▸ **Task instructions**
Scan the lines below for the string "about" and copy every one that has it.

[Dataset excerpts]
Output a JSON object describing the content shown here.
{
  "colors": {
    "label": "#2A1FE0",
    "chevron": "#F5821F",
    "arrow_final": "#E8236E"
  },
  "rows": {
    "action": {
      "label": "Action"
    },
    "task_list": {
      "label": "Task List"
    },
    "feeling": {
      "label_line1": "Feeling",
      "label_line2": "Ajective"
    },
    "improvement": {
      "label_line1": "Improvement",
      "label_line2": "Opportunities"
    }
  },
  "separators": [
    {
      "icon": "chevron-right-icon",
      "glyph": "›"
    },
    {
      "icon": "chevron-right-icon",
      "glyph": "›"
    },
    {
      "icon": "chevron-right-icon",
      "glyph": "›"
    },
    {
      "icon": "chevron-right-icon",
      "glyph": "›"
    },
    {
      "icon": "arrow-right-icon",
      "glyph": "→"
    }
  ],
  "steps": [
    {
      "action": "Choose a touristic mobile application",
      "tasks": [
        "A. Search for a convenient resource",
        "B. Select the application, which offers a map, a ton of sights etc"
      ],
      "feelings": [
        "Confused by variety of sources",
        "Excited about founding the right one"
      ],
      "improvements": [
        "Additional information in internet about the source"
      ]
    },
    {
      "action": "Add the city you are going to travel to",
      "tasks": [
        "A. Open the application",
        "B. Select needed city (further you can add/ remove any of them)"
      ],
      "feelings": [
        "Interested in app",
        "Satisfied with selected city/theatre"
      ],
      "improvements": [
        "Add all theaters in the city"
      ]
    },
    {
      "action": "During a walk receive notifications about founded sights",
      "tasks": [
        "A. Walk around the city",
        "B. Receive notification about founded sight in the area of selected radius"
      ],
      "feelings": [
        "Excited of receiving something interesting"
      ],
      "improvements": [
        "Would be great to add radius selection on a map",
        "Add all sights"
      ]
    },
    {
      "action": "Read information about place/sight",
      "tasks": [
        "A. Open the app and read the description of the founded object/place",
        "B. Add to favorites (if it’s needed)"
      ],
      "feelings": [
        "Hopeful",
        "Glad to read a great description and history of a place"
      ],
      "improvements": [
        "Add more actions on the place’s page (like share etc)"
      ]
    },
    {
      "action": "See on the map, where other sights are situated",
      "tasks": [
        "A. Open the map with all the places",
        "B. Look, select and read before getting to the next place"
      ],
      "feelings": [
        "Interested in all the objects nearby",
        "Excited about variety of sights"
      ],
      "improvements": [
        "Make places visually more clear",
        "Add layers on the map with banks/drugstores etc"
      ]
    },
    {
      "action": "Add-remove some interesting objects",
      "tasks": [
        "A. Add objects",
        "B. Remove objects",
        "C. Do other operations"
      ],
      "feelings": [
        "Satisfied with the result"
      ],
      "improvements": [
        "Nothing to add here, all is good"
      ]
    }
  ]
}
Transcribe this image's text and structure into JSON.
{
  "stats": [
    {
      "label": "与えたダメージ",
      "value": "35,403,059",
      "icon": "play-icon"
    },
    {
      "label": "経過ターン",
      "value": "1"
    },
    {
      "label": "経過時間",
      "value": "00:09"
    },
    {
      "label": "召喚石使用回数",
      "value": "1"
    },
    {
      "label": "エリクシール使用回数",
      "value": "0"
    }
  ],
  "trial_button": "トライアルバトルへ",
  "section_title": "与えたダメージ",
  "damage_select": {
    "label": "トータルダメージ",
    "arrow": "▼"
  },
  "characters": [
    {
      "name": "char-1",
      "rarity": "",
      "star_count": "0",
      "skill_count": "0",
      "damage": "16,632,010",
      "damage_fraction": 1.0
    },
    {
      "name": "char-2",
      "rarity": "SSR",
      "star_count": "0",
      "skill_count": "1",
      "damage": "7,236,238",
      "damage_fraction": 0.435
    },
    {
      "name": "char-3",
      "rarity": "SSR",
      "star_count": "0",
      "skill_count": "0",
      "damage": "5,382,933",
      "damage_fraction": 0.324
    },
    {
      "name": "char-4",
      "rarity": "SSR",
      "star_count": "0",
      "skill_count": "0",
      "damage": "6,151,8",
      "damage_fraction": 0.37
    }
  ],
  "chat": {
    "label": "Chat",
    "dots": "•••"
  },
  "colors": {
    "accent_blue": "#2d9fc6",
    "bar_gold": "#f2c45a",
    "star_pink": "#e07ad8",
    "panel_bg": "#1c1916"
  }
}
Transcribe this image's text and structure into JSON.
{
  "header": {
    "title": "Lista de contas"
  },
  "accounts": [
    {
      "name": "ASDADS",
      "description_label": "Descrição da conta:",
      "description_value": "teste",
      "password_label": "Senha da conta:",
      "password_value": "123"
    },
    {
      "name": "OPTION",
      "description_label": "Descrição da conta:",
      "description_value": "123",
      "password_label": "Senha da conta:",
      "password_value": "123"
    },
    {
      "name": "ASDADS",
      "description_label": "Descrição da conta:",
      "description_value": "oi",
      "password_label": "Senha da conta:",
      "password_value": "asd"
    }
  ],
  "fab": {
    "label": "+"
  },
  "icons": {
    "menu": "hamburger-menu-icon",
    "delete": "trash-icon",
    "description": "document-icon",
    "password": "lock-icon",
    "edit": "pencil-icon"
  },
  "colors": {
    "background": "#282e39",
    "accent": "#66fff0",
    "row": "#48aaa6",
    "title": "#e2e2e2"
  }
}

▸ **The answer**
        "Excited about founding the right one"
        "Additional information in internet about the source"
      "action": "During a walk receive notifications about founded sights",
        "B. Receive notification about founded sight in the area of selected radius"
      "action": "Read information about place/sight",
        "Excited about variety of sights"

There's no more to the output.